Structured figure records
________________________________________

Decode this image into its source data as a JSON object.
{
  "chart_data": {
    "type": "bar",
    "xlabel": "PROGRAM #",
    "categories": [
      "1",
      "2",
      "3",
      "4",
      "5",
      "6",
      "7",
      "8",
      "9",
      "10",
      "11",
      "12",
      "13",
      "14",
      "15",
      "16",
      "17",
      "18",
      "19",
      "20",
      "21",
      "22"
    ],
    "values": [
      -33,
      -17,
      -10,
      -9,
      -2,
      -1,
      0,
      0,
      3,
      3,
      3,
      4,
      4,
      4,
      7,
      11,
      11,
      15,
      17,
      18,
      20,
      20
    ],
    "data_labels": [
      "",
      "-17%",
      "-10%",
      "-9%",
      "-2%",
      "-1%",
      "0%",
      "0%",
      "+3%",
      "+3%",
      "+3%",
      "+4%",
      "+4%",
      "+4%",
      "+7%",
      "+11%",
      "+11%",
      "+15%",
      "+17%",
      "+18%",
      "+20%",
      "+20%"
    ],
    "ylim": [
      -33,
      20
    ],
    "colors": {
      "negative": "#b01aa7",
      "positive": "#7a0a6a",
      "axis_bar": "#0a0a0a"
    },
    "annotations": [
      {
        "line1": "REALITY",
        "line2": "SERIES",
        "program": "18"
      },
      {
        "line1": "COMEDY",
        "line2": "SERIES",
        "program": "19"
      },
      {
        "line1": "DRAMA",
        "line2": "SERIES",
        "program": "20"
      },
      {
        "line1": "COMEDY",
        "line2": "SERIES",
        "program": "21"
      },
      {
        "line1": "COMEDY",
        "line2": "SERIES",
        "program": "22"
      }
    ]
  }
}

________________________________________

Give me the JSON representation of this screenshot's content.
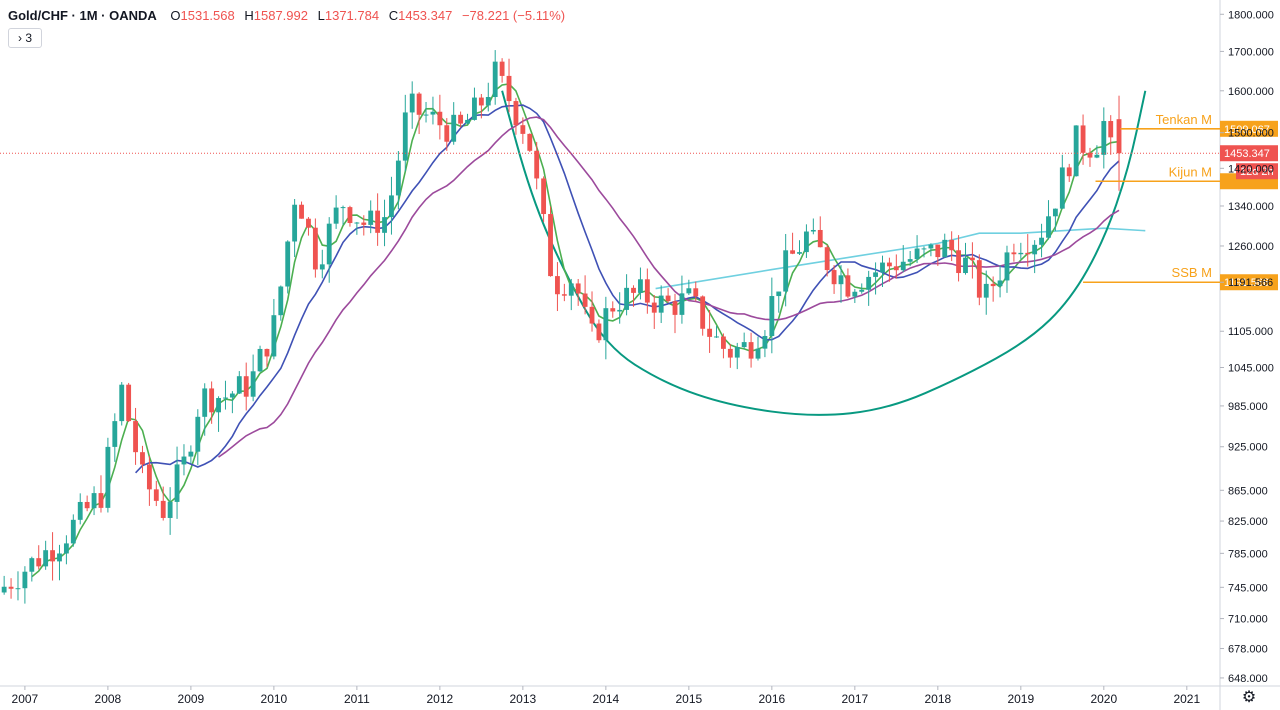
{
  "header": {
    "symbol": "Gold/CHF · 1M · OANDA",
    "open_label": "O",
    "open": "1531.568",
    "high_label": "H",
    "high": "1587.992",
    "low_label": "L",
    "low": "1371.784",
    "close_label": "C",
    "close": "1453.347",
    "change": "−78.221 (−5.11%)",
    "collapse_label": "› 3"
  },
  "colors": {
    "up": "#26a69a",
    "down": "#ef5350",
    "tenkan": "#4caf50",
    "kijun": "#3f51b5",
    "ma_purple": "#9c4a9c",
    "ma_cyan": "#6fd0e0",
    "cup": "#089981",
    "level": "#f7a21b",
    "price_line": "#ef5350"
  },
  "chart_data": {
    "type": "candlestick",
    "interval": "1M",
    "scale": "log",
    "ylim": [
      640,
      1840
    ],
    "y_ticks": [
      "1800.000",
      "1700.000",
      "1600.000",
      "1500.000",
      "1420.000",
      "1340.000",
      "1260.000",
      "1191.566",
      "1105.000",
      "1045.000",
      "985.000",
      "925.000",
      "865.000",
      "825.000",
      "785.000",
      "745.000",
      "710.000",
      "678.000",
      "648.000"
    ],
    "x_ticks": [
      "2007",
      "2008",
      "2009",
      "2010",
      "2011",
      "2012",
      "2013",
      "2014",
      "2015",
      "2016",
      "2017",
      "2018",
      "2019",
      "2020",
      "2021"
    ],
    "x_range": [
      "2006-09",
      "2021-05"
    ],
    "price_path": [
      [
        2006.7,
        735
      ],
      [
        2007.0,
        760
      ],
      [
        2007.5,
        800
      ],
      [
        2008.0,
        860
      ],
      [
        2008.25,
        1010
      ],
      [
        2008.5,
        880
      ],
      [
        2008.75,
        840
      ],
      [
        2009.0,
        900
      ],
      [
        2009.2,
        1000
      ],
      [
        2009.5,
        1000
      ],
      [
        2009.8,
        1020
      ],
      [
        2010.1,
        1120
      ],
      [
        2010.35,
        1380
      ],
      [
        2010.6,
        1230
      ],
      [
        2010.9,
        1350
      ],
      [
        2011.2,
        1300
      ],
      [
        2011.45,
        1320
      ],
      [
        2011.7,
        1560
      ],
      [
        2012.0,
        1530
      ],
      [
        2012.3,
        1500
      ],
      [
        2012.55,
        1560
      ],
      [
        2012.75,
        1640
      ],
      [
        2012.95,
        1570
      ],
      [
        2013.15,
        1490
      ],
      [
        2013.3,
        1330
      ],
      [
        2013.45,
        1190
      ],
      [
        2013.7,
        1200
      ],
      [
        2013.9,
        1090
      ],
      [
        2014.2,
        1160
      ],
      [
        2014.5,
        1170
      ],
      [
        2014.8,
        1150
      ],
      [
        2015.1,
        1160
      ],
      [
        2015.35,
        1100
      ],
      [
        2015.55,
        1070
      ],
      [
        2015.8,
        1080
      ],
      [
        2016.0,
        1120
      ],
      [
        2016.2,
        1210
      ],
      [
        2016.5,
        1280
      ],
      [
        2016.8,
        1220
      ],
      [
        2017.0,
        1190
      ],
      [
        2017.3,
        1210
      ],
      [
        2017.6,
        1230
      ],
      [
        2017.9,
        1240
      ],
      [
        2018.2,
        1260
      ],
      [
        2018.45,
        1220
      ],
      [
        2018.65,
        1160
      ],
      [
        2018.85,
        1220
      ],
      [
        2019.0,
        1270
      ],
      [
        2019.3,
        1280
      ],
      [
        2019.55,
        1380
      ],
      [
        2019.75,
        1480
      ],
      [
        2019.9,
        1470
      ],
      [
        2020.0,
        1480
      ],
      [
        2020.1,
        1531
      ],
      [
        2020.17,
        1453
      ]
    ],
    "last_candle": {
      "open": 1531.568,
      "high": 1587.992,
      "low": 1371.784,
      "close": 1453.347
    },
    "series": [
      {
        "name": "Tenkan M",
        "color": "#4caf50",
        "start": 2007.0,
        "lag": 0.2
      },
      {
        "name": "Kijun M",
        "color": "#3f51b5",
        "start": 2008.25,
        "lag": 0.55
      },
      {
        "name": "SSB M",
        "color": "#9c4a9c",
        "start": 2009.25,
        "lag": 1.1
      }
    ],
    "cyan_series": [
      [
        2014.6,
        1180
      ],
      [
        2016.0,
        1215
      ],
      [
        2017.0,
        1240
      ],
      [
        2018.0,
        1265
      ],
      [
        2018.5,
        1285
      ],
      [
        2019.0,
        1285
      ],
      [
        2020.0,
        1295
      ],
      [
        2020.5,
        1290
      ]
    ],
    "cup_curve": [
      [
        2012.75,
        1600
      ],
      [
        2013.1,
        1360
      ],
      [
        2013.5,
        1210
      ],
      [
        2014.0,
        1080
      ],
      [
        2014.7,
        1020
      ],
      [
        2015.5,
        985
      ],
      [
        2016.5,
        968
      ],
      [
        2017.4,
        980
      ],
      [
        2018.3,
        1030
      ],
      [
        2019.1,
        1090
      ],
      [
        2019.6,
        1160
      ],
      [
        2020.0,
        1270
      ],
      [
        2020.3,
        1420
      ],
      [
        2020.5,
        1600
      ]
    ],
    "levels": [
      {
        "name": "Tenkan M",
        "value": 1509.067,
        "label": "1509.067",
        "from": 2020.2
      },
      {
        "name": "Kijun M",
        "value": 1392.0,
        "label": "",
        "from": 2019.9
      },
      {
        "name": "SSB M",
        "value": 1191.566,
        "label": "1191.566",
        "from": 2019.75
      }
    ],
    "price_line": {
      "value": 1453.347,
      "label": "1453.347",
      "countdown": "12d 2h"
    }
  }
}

________________________________________

● **INSTRUCTIONS FOR THE TASK**
Where a line above includes "start", copy that line.

● **SOLUTION FOR THIS EXERCISE**
        "start": 2007.0,
        "start": 2008.25,
        "start": 2009.25,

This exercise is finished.